▶ [What you need to do]
In the lines below, find how many contain the word "общей" and report that figure alone.

▶ [Records for this exercise]
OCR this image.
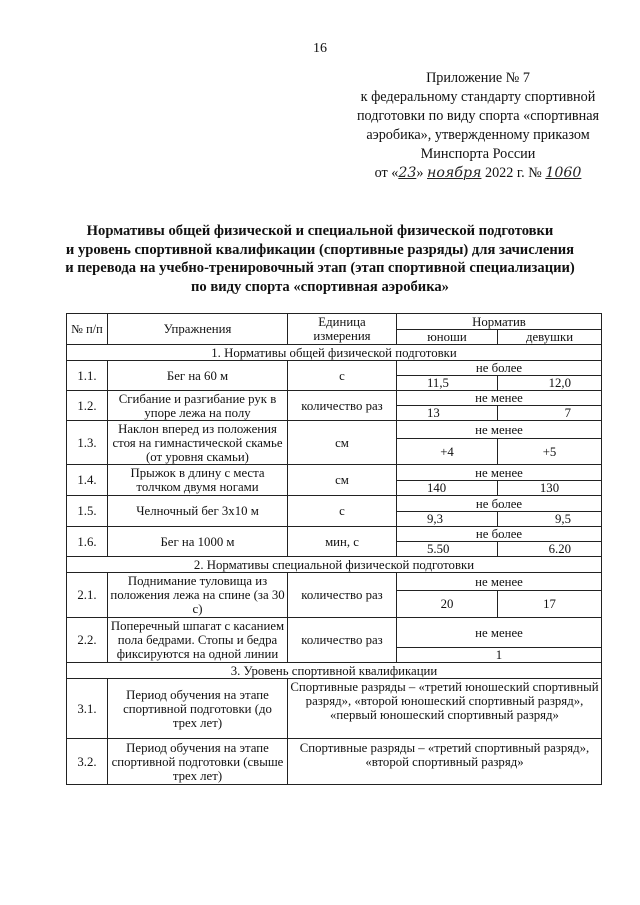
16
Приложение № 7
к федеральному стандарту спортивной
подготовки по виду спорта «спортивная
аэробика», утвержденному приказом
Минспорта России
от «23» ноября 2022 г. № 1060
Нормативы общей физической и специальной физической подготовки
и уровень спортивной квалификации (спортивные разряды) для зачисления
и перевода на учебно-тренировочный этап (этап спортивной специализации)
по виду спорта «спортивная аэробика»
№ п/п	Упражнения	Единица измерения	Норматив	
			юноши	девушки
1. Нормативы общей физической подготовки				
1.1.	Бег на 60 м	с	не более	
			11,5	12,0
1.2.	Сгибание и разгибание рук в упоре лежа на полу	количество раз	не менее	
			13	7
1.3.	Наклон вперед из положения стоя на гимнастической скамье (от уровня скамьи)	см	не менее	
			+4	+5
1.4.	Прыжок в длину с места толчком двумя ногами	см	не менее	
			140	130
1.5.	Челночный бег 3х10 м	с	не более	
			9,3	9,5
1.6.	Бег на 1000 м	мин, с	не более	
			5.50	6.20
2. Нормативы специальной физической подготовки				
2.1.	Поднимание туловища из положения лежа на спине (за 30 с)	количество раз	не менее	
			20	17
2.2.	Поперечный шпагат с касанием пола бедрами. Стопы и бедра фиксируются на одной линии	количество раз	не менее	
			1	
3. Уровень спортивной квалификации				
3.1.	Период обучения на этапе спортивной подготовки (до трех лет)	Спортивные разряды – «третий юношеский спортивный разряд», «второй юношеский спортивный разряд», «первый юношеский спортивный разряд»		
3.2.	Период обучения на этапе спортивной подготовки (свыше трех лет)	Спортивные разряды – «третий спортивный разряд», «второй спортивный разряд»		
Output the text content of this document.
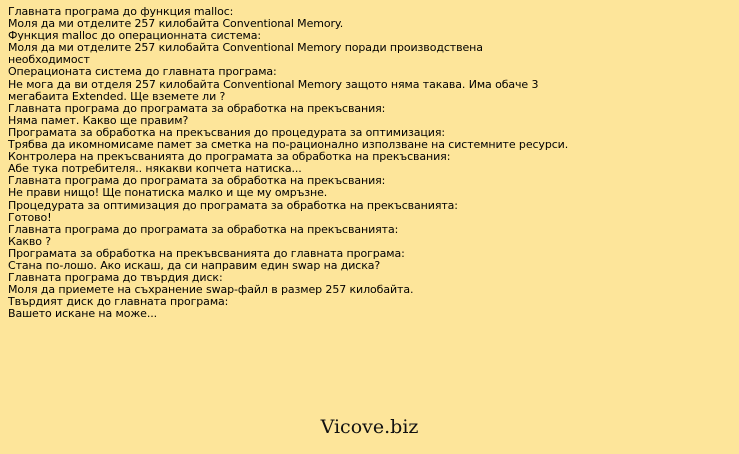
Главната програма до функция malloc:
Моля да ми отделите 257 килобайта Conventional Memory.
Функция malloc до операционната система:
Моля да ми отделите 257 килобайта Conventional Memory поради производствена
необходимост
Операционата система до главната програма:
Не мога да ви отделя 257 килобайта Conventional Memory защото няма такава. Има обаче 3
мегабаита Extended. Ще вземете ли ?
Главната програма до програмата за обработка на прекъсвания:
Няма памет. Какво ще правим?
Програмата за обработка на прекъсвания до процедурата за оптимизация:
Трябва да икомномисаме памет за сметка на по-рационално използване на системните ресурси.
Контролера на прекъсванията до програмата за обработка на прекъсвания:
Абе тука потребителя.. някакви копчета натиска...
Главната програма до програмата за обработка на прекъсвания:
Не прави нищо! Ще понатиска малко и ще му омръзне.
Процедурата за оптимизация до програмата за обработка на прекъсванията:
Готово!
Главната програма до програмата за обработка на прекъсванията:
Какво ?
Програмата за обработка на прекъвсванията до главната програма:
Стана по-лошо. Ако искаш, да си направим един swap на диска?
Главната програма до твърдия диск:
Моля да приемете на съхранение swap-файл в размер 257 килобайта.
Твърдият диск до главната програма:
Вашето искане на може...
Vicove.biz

▶ [Answer to the exercise]
2